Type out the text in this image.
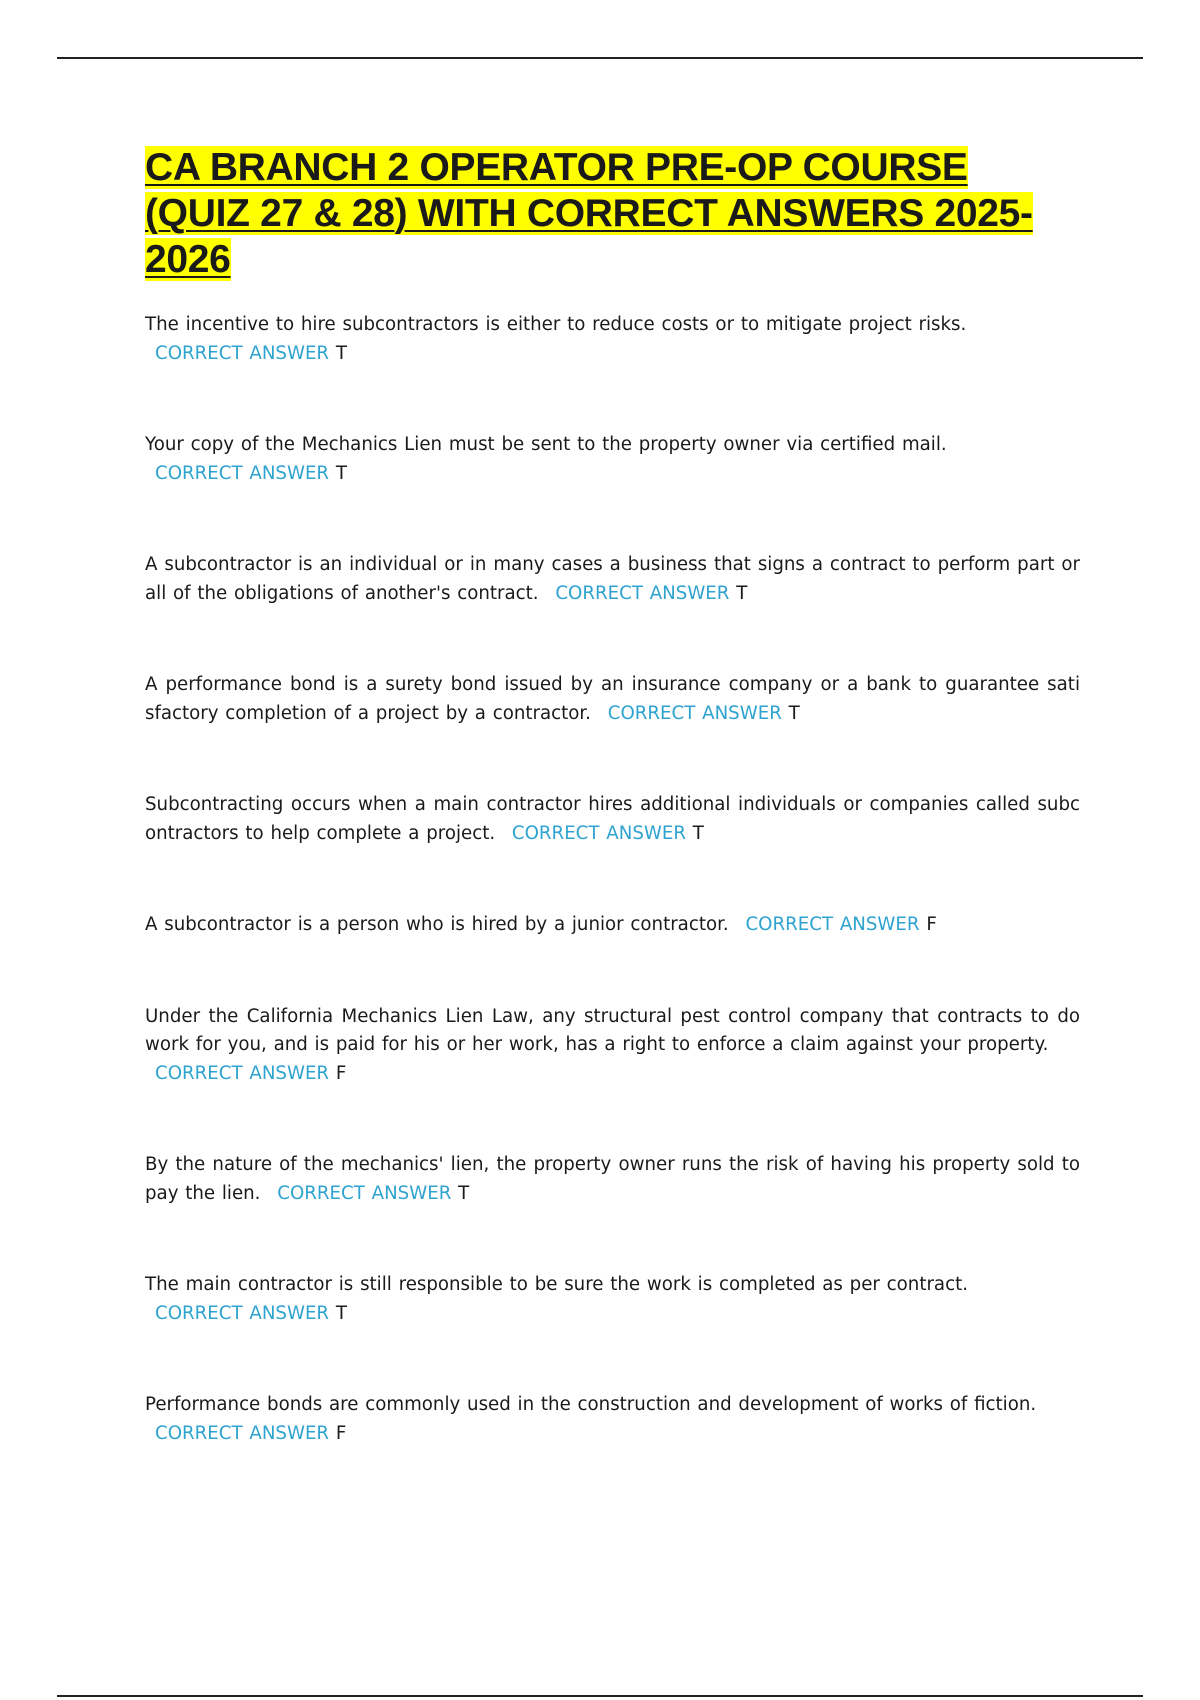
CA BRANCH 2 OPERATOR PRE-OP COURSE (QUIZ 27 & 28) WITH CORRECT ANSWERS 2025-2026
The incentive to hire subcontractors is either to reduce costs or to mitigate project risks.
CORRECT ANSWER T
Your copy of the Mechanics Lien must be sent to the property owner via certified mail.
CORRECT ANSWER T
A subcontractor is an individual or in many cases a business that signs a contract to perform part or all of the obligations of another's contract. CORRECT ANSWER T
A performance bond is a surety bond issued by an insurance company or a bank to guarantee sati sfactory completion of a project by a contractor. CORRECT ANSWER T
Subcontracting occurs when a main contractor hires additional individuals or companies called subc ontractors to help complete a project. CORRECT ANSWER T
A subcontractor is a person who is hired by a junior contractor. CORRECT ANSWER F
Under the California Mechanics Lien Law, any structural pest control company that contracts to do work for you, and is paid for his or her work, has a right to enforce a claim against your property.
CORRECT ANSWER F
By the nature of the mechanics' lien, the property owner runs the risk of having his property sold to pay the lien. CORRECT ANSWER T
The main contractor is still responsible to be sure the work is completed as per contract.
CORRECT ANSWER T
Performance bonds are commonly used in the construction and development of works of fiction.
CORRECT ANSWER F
________________________
*Problem description*. Select and copy each line from the data that includes the word "main".

*Result of this exercise*.
Subcontracting occurs when a main contractor hires additional individuals or companies called subc ontractors to help complete a project. CORRECT ANSWER T
The main contractor is still responsible to be sure the work is completed as per contract.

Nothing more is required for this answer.